Look below for the line with "What data populates", then repeat it and all lines after it, exactly, minus any pictures.

§ PROVIDED MATERIAL
┄┄┄┄┄┄┄┄┄┄
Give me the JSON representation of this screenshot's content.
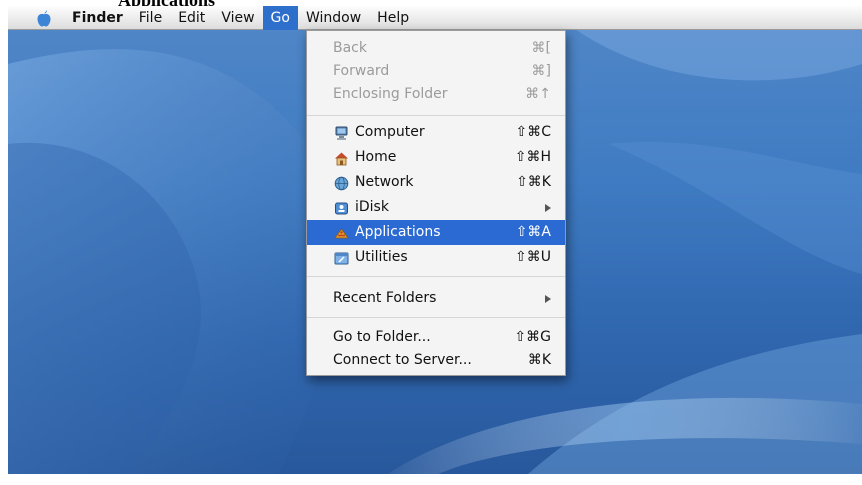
{
  "caption": "Applications",
  "menubar": {
    "app_name": "Finder",
    "items": [
      "File",
      "Edit",
      "View",
      "Go",
      "Window",
      "Help"
    ],
    "active_item": "Go"
  },
  "go_menu": {
    "back": {
      "label": "Back",
      "shortcut": "⌘["
    },
    "forward": {
      "label": "Forward",
      "shortcut": "⌘]"
    },
    "enclosing_folder": {
      "label": "Enclosing Folder",
      "shortcut": "⌘↑"
    },
    "computer": {
      "label": "Computer",
      "shortcut": "⇧⌘C",
      "icon": "computer-icon"
    },
    "home": {
      "label": "Home",
      "shortcut": "⇧⌘H",
      "icon": "home-icon"
    },
    "network": {
      "label": "Network",
      "shortcut": "⇧⌘K",
      "icon": "network-icon"
    },
    "idisk": {
      "label": "iDisk",
      "icon": "idisk-icon"
    },
    "applications": {
      "label": "Applications",
      "shortcut": "⇧⌘A",
      "icon": "applications-icon"
    },
    "utilities": {
      "label": "Utilities",
      "shortcut": "⇧⌘U",
      "icon": "utilities-icon"
    },
    "recent_folders": {
      "label": "Recent Folders"
    },
    "go_to_folder": {
      "label": "Go to Folder...",
      "shortcut": "⇧⌘G"
    },
    "connect_to_server": {
      "label": "Connect to Server...",
      "shortcut": "⌘K"
    }
  },
  "colors": {
    "highlight": "#2a6ad2",
    "desktop": "#3f7bc2",
    "disabled_text": "#9b9b9b"
  }
}
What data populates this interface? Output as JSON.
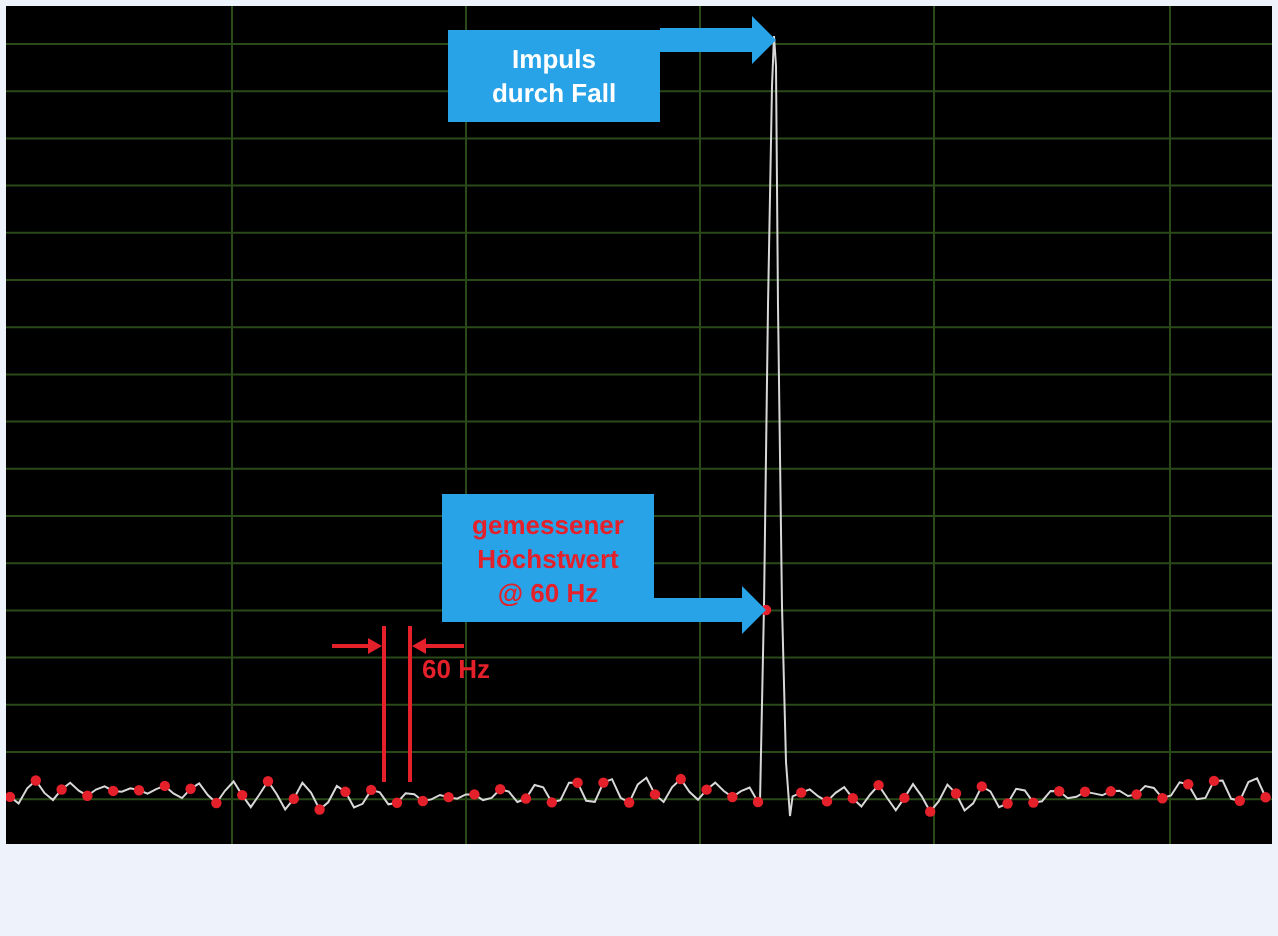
{
  "plot": {
    "callouts": [
      {
        "kind": "note",
        "lines": [
          "Impuls",
          "durch Fall"
        ]
      },
      {
        "kind": "measurement",
        "lines": [
          "gemessener",
          "Höchstwert",
          "@ 60 Hz"
        ]
      }
    ],
    "spacing_label": "60 Hz"
  }
}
┄┄┄┄┄┄┄┄┄┄
§ ANSWER TO THE PROBLEM
What data populates this interface? Output as JSON.
{
  "plot": {
    "callouts": [
      {
        "kind": "note",
        "lines": [
          "Impuls",
          "durch Fall"
        ]
      },
      {
        "kind": "measurement",
        "lines": [
          "gemessener",
          "Höchstwert",
          "@ 60 Hz"
        ]
      }
    ],
    "spacing_label": "60 Hz"
  }
}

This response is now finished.